*YOUR GOAL:* Swap "close-icon" for "dismiss-icon" in the records from the line with "301, 1375, 352]" up to and including the line with "139, 537, 179]", and leave everything else unchanged. Return only those lines.

--------------------

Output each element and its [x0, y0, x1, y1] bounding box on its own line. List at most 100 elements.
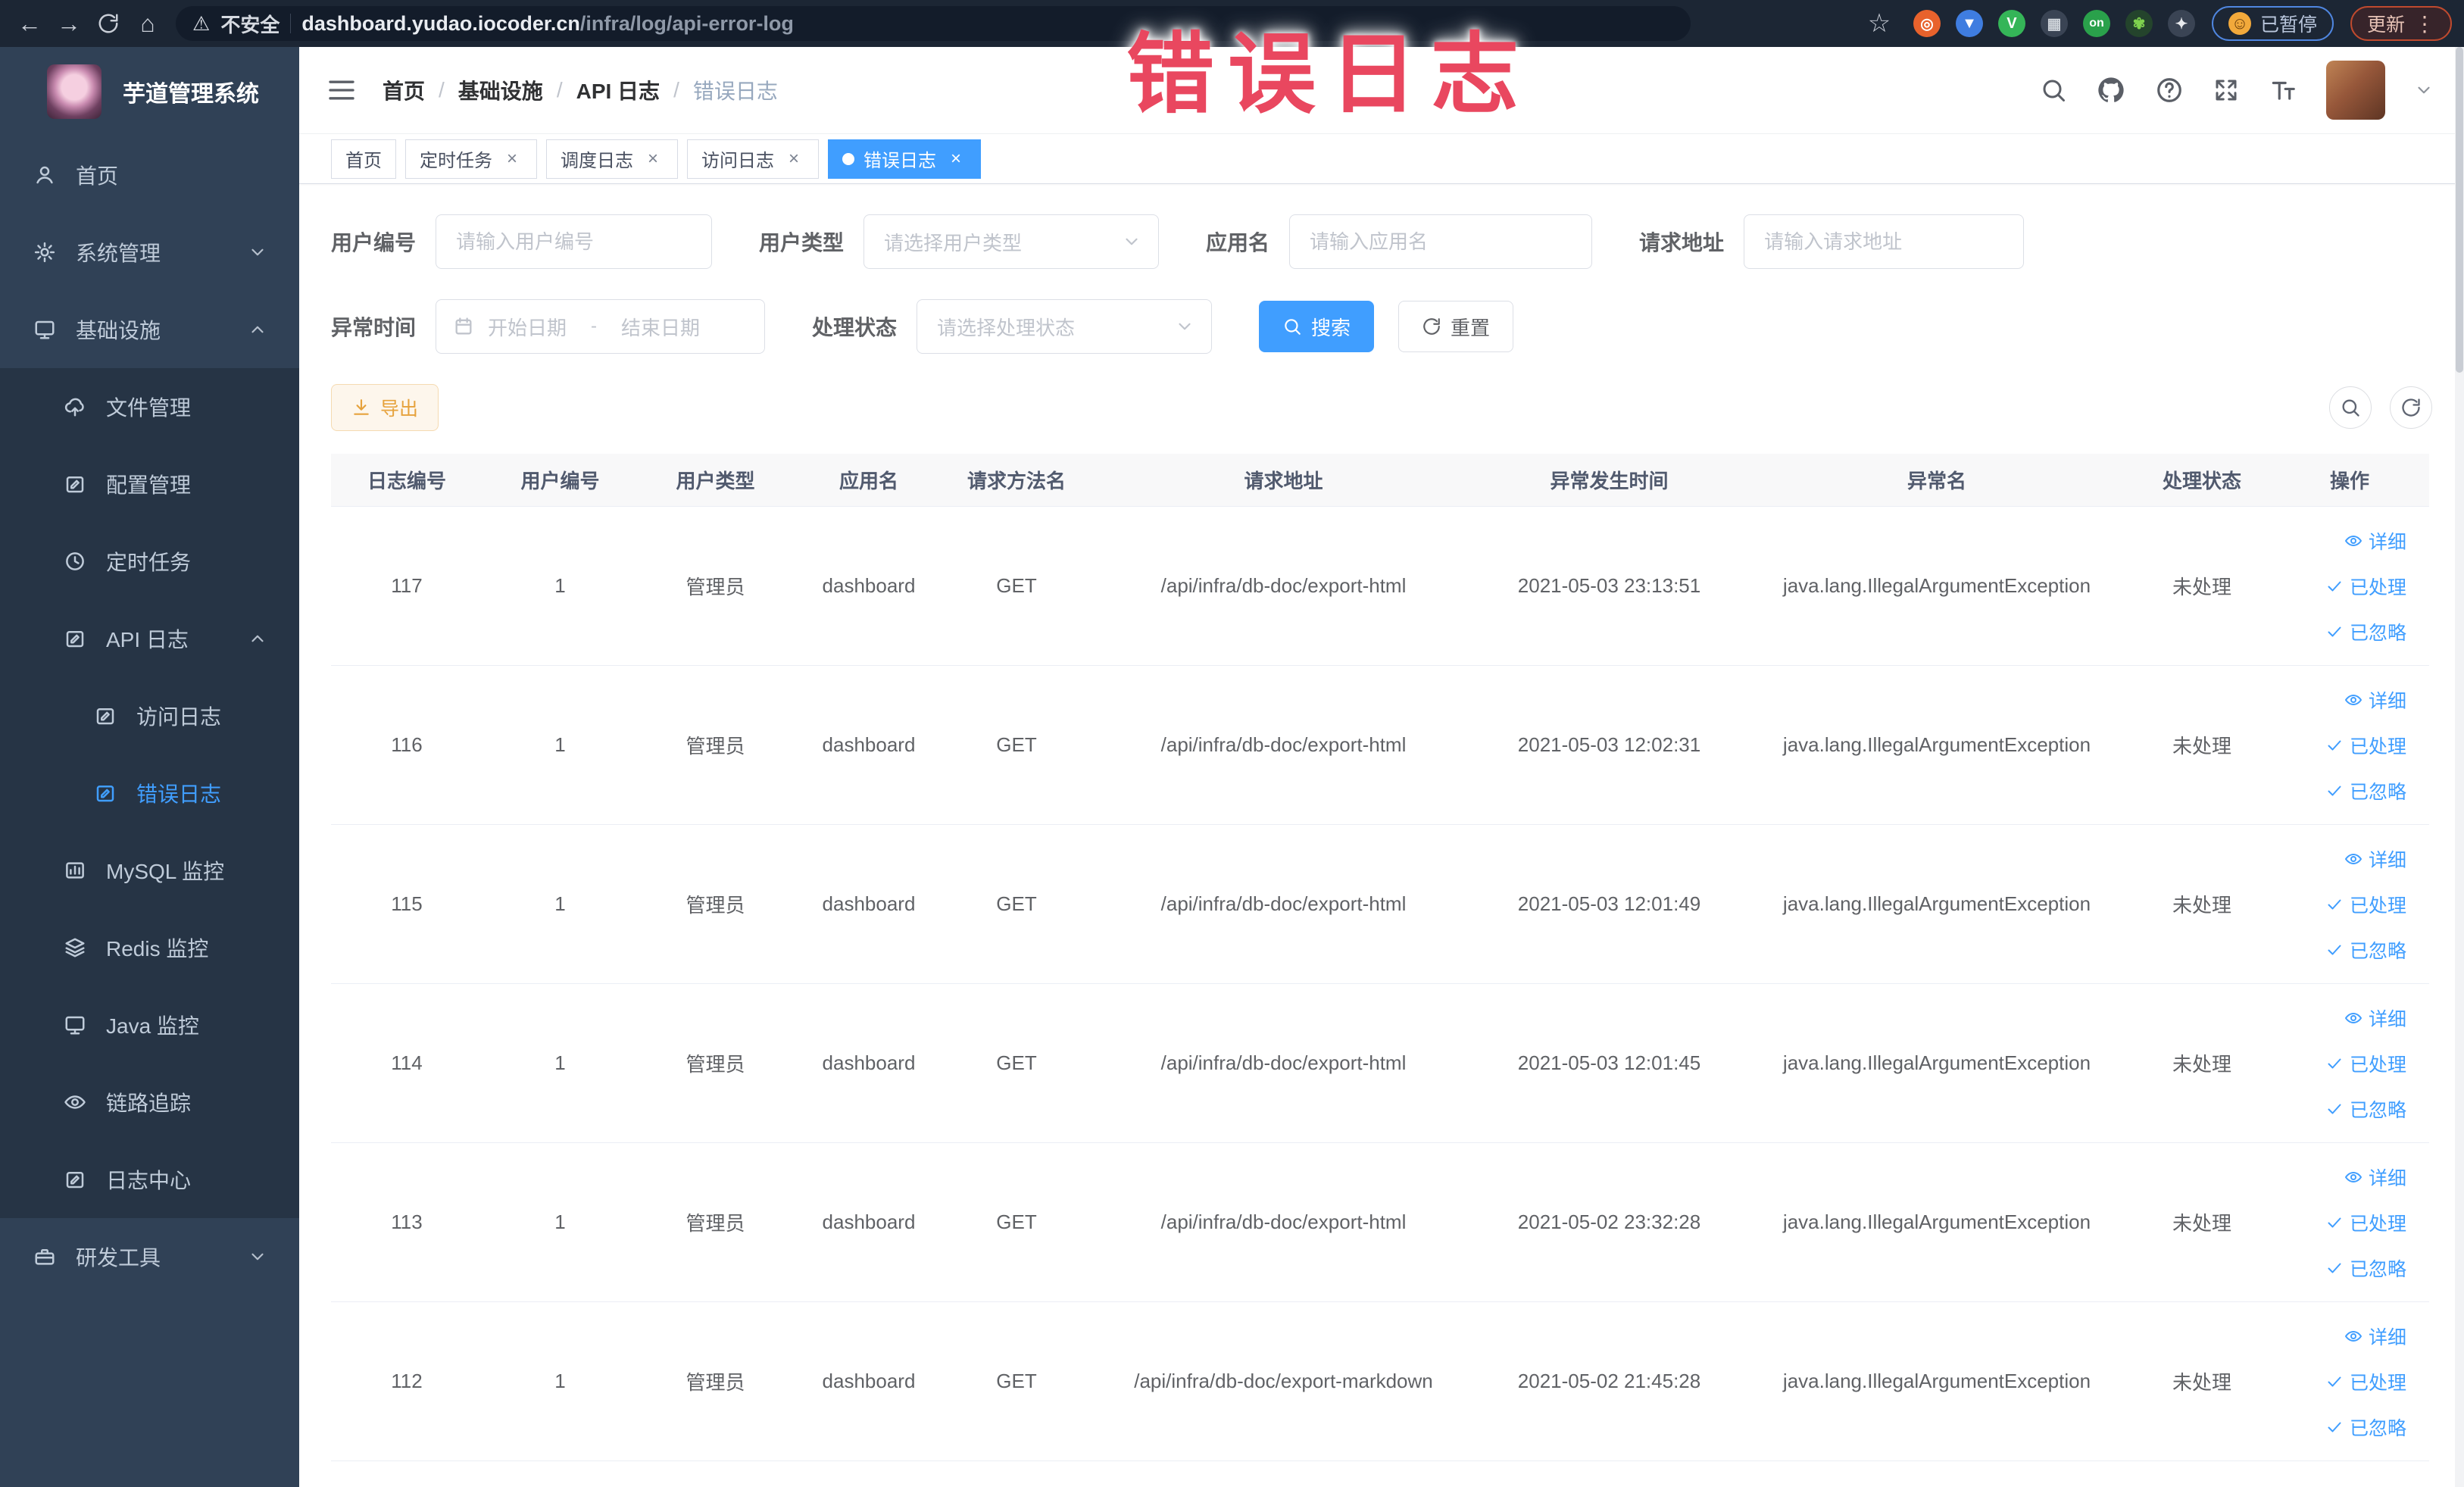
search-button[interactable]: 搜索	[1259, 301, 1375, 352]
process-status-select[interactable]: 请选择处理状态	[917, 299, 1213, 354]
sidebar-item-log-center[interactable]: 日志中心	[0, 1141, 299, 1218]
close-icon[interactable]: ×	[642, 148, 664, 170]
chevron-down-icon	[1175, 317, 1195, 336]
bookmark-star-icon[interactable]: ☆	[1862, 6, 1897, 41]
ext-leaf-icon[interactable]: ✾	[2125, 10, 2153, 37]
forward-button[interactable]: →	[52, 6, 86, 41]
breadcrumb-item[interactable]: API 日志	[576, 75, 660, 105]
ignored-link[interactable]: 已忽略	[2325, 1095, 2406, 1123]
breadcrumb-separator: /	[439, 78, 445, 102]
search-icon[interactable]	[2040, 77, 2067, 104]
fullscreen-icon[interactable]	[2213, 77, 2240, 104]
close-icon[interactable]: ×	[501, 148, 523, 170]
scrollbar-thumb[interactable]	[2456, 47, 2463, 373]
tab-error-log[interactable]: 错误日志 ×	[828, 139, 981, 179]
sidebar-item-label: MySQL 监控	[106, 860, 225, 883]
font-size-icon[interactable]	[2269, 76, 2297, 105]
column-header-user_id: 用户编号	[520, 470, 600, 492]
cell-exception: java.lang.IllegalArgumentException	[1782, 1370, 2091, 1392]
export-button[interactable]: 导出	[331, 384, 439, 431]
processed-link[interactable]: 已处理	[2325, 1209, 2406, 1236]
ext-on-badge-icon[interactable]: on	[2082, 10, 2110, 37]
sidebar-item-config-mgmt[interactable]: 配置管理	[0, 445, 299, 523]
cell-exception: java.lang.IllegalArgumentException	[1782, 733, 2091, 756]
tab-access-log[interactable]: 访问日志 ×	[687, 139, 819, 179]
paused-badge[interactable]: ☺ 已暂停	[2211, 6, 2334, 41]
sidebar-item-mysql-monitor[interactable]: MySQL 监控	[0, 832, 299, 909]
ignored-link[interactable]: 已忽略	[2325, 777, 2406, 804]
processed-link[interactable]: 已处理	[2325, 732, 2406, 759]
sidebar-item-infra[interactable]: 基础设施	[0, 291, 299, 368]
tab-home[interactable]: 首页	[331, 139, 396, 179]
detail-link[interactable]: 详细	[2344, 1004, 2406, 1032]
breadcrumb-item[interactable]: 首页	[383, 75, 425, 105]
close-icon[interactable]: ×	[783, 148, 804, 170]
tab-cron-jobs[interactable]: 定时任务 ×	[405, 139, 537, 179]
sidebar-item-tracing[interactable]: 链路追踪	[0, 1064, 299, 1141]
cell-app_name: dashboard	[822, 892, 916, 915]
detail-link[interactable]: 详细	[2344, 527, 2406, 555]
avatar[interactable]	[2326, 61, 2385, 120]
request-url-input[interactable]	[1744, 214, 2025, 269]
ignored-link[interactable]: 已忽略	[2325, 1414, 2406, 1441]
close-icon[interactable]: ×	[945, 148, 967, 170]
ext-green-v-icon[interactable]: V	[1997, 10, 2025, 37]
cell-user_id: 1	[554, 1211, 566, 1233]
tab-label: 首页	[345, 151, 382, 171]
user-id-input[interactable]	[436, 214, 713, 269]
ignored-link[interactable]: 已忽略	[2325, 936, 2406, 964]
security-warning-icon: ⚠	[192, 11, 211, 35]
cell-time: 2021-05-03 23:13:51	[1517, 574, 1701, 597]
processed-link[interactable]: 已处理	[2325, 1368, 2406, 1395]
refresh-button[interactable]	[2390, 386, 2432, 429]
browser-menu-icon[interactable]: ⋮	[2414, 11, 2435, 36]
sidebar-item-dev-tools[interactable]: 研发工具	[0, 1218, 299, 1295]
date-range-picker[interactable]: 开始日期 - 结束日期	[436, 299, 766, 354]
sidebar-item-cron-jobs[interactable]: 定时任务	[0, 523, 299, 600]
docs-question-icon[interactable]	[2155, 76, 2184, 105]
sidebar-item-java-monitor[interactable]: Java 监控	[0, 986, 299, 1064]
detail-link[interactable]: 详细	[2344, 686, 2406, 714]
ignored-link[interactable]: 已忽略	[2325, 1254, 2406, 1282]
ext-orange-icon[interactable]: ◎	[1913, 10, 1941, 37]
reload-button[interactable]	[91, 6, 126, 41]
processed-link[interactable]: 已处理	[2325, 573, 2406, 600]
sidebar-item-home[interactable]: 首页	[0, 136, 299, 214]
app-name-input[interactable]	[1289, 214, 1593, 269]
ext-shield-icon[interactable]: ▼	[1955, 10, 1983, 37]
sidebar-item-error-log[interactable]: 错误日志	[0, 754, 299, 832]
cell-method: GET	[996, 733, 1037, 756]
ignored-link[interactable]: 已忽略	[2325, 618, 2406, 645]
sidebar-item-access-log[interactable]: 访问日志	[0, 677, 299, 754]
sidebar-logo[interactable]: 芋道管理系统	[0, 47, 299, 136]
address-bar[interactable]: ⚠ 不安全 dashboard.yudao.iocoder.cn/infra/l…	[176, 6, 1691, 41]
sidebar-item-api-log[interactable]: API 日志	[0, 600, 299, 677]
ext-grid-icon[interactable]: ▦	[2040, 10, 2068, 37]
avatar-caret-icon[interactable]	[2414, 80, 2434, 100]
sidebar-item-redis-monitor[interactable]: Redis 监控	[0, 909, 299, 986]
sidebar-item-file-mgmt[interactable]: 文件管理	[0, 368, 299, 445]
ext-puzzle-icon[interactable]: ✦	[2167, 10, 2195, 37]
clock-icon	[64, 550, 86, 573]
page-url: dashboard.yudao.iocoder.cn/infra/log/api…	[301, 12, 794, 36]
home-button[interactable]: ⌂	[130, 6, 165, 41]
tab-schedule-log[interactable]: 调度日志 ×	[546, 139, 678, 179]
cell-method: GET	[996, 1370, 1037, 1392]
detail-link[interactable]: 详细	[2344, 845, 2406, 873]
cell-user_id: 1	[554, 574, 566, 597]
back-button[interactable]: ←	[12, 6, 47, 41]
processed-link[interactable]: 已处理	[2325, 1050, 2406, 1077]
processed-link[interactable]: 已处理	[2325, 891, 2406, 918]
reset-button[interactable]: 重置	[1398, 301, 1514, 352]
eye-icon	[2344, 691, 2363, 709]
user-type-select[interactable]: 请选择用户类型	[863, 214, 1160, 269]
update-badge[interactable]: 更新 ⋮	[2350, 6, 2452, 41]
detail-link[interactable]: 详细	[2344, 1323, 2406, 1350]
search-toggle-button[interactable]	[2329, 386, 2372, 429]
github-icon[interactable]	[2096, 75, 2126, 105]
breadcrumb-item[interactable]: 基础设施	[458, 75, 543, 105]
edit-icon	[64, 473, 86, 495]
menu-fold-icon[interactable]	[326, 75, 357, 105]
sidebar-item-system-mgmt[interactable]: 系统管理	[0, 214, 299, 291]
detail-link[interactable]: 详细	[2344, 1164, 2406, 1191]
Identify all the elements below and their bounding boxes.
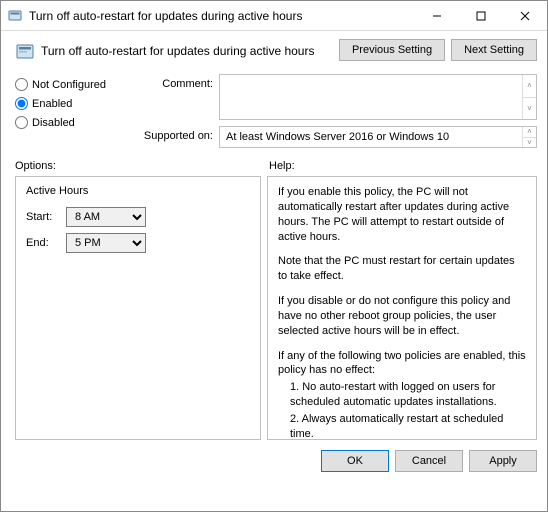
help-section-label: Help:: [265, 160, 537, 172]
radio-enabled-input[interactable]: [15, 97, 28, 110]
supported-on-value: At least Windows Server 2016 or Windows …: [226, 131, 449, 143]
help-paragraph: If you enable this policy, the PC will n…: [278, 185, 526, 244]
radio-disabled-label: Disabled: [32, 117, 75, 129]
help-paragraph: If any of the following two policies are…: [278, 349, 526, 379]
supported-on-box: At least Windows Server 2016 or Windows …: [219, 126, 537, 148]
close-button[interactable]: [503, 2, 547, 30]
policy-title: Turn off auto-restart for updates during…: [41, 39, 339, 58]
previous-setting-button[interactable]: Previous Setting: [339, 39, 445, 61]
apply-button[interactable]: Apply: [469, 450, 537, 472]
titlebar: Turn off auto-restart for updates during…: [1, 1, 547, 31]
comment-label: Comment:: [133, 74, 213, 90]
help-paragraph: Note that the PC must restart for certai…: [278, 254, 526, 284]
window-title: Turn off auto-restart for updates during…: [29, 9, 415, 23]
radio-disabled-input[interactable]: [15, 116, 28, 129]
end-label: End:: [26, 237, 60, 249]
radio-enabled[interactable]: Enabled: [15, 97, 125, 110]
minimize-button[interactable]: [415, 2, 459, 30]
radio-not-configured-input[interactable]: [15, 78, 28, 91]
help-paragraph: If you disable or do not configure this …: [278, 294, 526, 339]
radio-enabled-label: Enabled: [32, 98, 72, 110]
next-setting-button[interactable]: Next Setting: [451, 39, 537, 61]
start-time-select[interactable]: 8 AM: [66, 207, 146, 227]
comment-textarea[interactable]: ˄˅: [219, 74, 537, 120]
supported-on-label: Supported on:: [133, 126, 213, 142]
comment-scrollbar[interactable]: ˄˅: [522, 75, 536, 119]
ok-button[interactable]: OK: [321, 450, 389, 472]
maximize-button[interactable]: [459, 2, 503, 30]
radio-not-configured[interactable]: Not Configured: [15, 78, 125, 91]
policy-icon: [15, 42, 35, 62]
help-list-item: 2. Always automatically restart at sched…: [278, 412, 526, 440]
options-panel: Active Hours Start: 8 AM End: 5 PM: [15, 176, 261, 440]
policy-icon: [7, 8, 23, 24]
start-label: Start:: [26, 211, 60, 223]
config-area: Not Configured Enabled Disabled Comment:…: [1, 68, 547, 152]
cancel-button[interactable]: Cancel: [395, 450, 463, 472]
radio-disabled[interactable]: Disabled: [15, 116, 125, 129]
options-section-label: Options:: [15, 160, 265, 172]
supported-scrollbar[interactable]: ˄˅: [522, 127, 536, 147]
help-list-item: 1. No auto-restart with logged on users …: [278, 380, 526, 410]
help-panel: If you enable this policy, the PC will n…: [267, 176, 537, 440]
radio-not-configured-label: Not Configured: [32, 79, 106, 91]
header: Turn off auto-restart for updates during…: [1, 31, 547, 68]
active-hours-title: Active Hours: [26, 185, 250, 197]
state-radios: Not Configured Enabled Disabled: [15, 74, 125, 148]
end-time-select[interactable]: 5 PM: [66, 233, 146, 253]
footer: OK Cancel Apply: [1, 446, 547, 480]
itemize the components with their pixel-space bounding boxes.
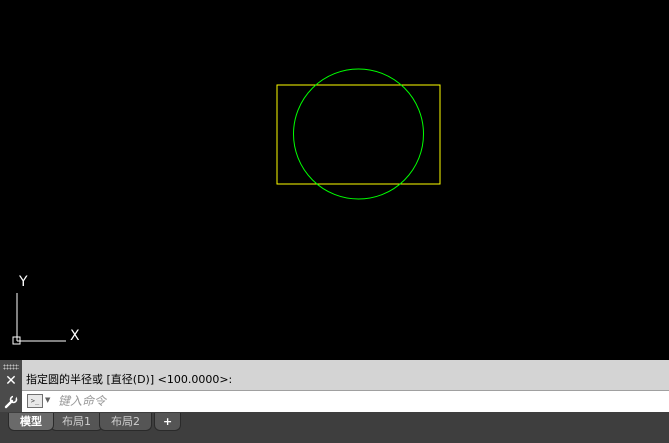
- ucs-icon: Y X: [12, 274, 80, 345]
- command-panel-sidebar: ✕: [0, 360, 22, 412]
- command-input[interactable]: [58, 392, 658, 410]
- drawing-canvas[interactable]: Y X: [0, 0, 669, 360]
- command-history-line: 指定圆的半径或 [直径(D)] <100.0000>:: [26, 373, 233, 386]
- autocad-window: Y X ✕ 指定圆的半径或 [直径(D)] <100.0000>: >_ ▼ 键…: [0, 0, 669, 443]
- layout-tabs: 模型 布局1 布局2 +: [8, 413, 182, 431]
- tab-layout1[interactable]: 布局1: [50, 413, 103, 431]
- ucs-y-label: Y: [18, 274, 28, 290]
- wrench-icon-svg: [4, 395, 18, 409]
- drawing-svg: Y X: [12, 68, 441, 345]
- drawn-circle[interactable]: [293, 68, 424, 200]
- tab-model[interactable]: 模型: [8, 413, 54, 431]
- drawn-rectangle[interactable]: [276, 84, 441, 185]
- ucs-x-label: X: [70, 328, 80, 344]
- command-input-row: >_ ▼: [22, 390, 669, 412]
- wrench-icon[interactable]: [3, 394, 19, 410]
- close-icon[interactable]: ✕: [3, 373, 19, 389]
- drag-grip-icon[interactable]: [3, 364, 19, 370]
- tab-layout2[interactable]: 布局2: [99, 413, 152, 431]
- add-layout-button[interactable]: +: [154, 413, 182, 431]
- command-line-panel: ✕ 指定圆的半径或 [直径(D)] <100.0000>: >_ ▼: [0, 360, 669, 412]
- layout-tab-bar: 模型 布局1 布局2 +: [0, 412, 669, 443]
- chevron-down-icon: ▼: [45, 396, 51, 404]
- command-prompt-button[interactable]: >_ ▼: [27, 394, 51, 408]
- command-prompt-icon: >_: [27, 394, 43, 408]
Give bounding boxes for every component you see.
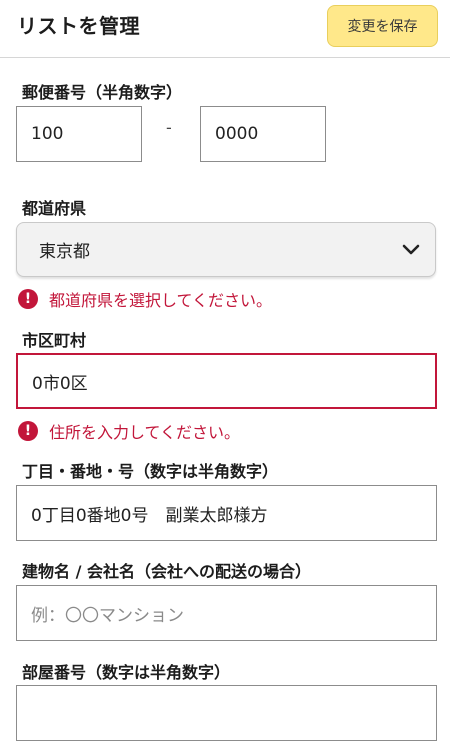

--------------------

*CORRECT OUTPUT:*
search-button[interactable]: 搜索	[1259, 301, 1375, 352]
process-status-select[interactable]: 请选择处理状态	[917, 299, 1213, 354]
sidebar-item-log-center[interactable]: 日志中心	[0, 1141, 299, 1218]
dismiss-icon[interactable]: ×	[642, 148, 664, 170]
chevron-down-icon	[1175, 317, 1195, 336]
bookmark-star-icon[interactable]: ☆	[1862, 6, 1897, 41]
ext-leaf-icon[interactable]: ✾	[2125, 10, 2153, 37]
forward-button[interactable]: →	[52, 6, 86, 41]
breadcrumb-item[interactable]: API 日志	[576, 75, 660, 105]
ignored-link[interactable]: 已忽略	[2325, 1095, 2406, 1123]
breadcrumb-separator: /	[439, 78, 445, 102]
search-icon[interactable]	[2040, 77, 2067, 104]
fullscreen-icon[interactable]	[2213, 77, 2240, 104]
dismiss-icon[interactable]: ×	[501, 148, 523, 170]
scrollbar-thumb[interactable]	[2456, 47, 2463, 373]
tab-error-log[interactable]: 错误日志 ×	[828, 139, 981, 179]
sidebar-item-label: MySQL 监控	[106, 860, 225, 883]
font-size-icon[interactable]	[2269, 76, 2297, 105]
column-header-user_id: 用户编号	[520, 470, 600, 492]
cell-exception: java.lang.IllegalArgumentException	[1782, 1370, 2091, 1392]
export-button[interactable]: 导出	[331, 384, 439, 431]
processed-link[interactable]: 已处理	[2325, 1209, 2406, 1236]
ext-on-badge-icon[interactable]: on	[2082, 10, 2110, 37]
sidebar-item-config-mgmt[interactable]: 配置管理	[0, 445, 299, 523]
cell-exception: java.lang.IllegalArgumentException	[1782, 733, 2091, 756]
tab-access-log[interactable]: 访问日志 ×	[687, 139, 819, 179]
paused-badge[interactable]: ☺ 已暂停	[2211, 6, 2334, 41]
sidebar-item-mysql-monitor[interactable]: MySQL 监控	[0, 832, 299, 909]
ignored-link[interactable]: 已忽略	[2325, 777, 2406, 804]
processed-link[interactable]: 已处理	[2325, 732, 2406, 759]
sidebar-item-infra[interactable]: 基础设施	[0, 291, 299, 368]
tab-home[interactable]: 首页	[331, 139, 396, 179]
detail-link[interactable]: 详细	[2344, 1004, 2406, 1032]
breadcrumb-item[interactable]: 首页	[383, 75, 425, 105]
dismiss-icon[interactable]: ×	[783, 148, 804, 170]
tab-cron-jobs[interactable]: 定时任务 ×	[405, 139, 537, 179]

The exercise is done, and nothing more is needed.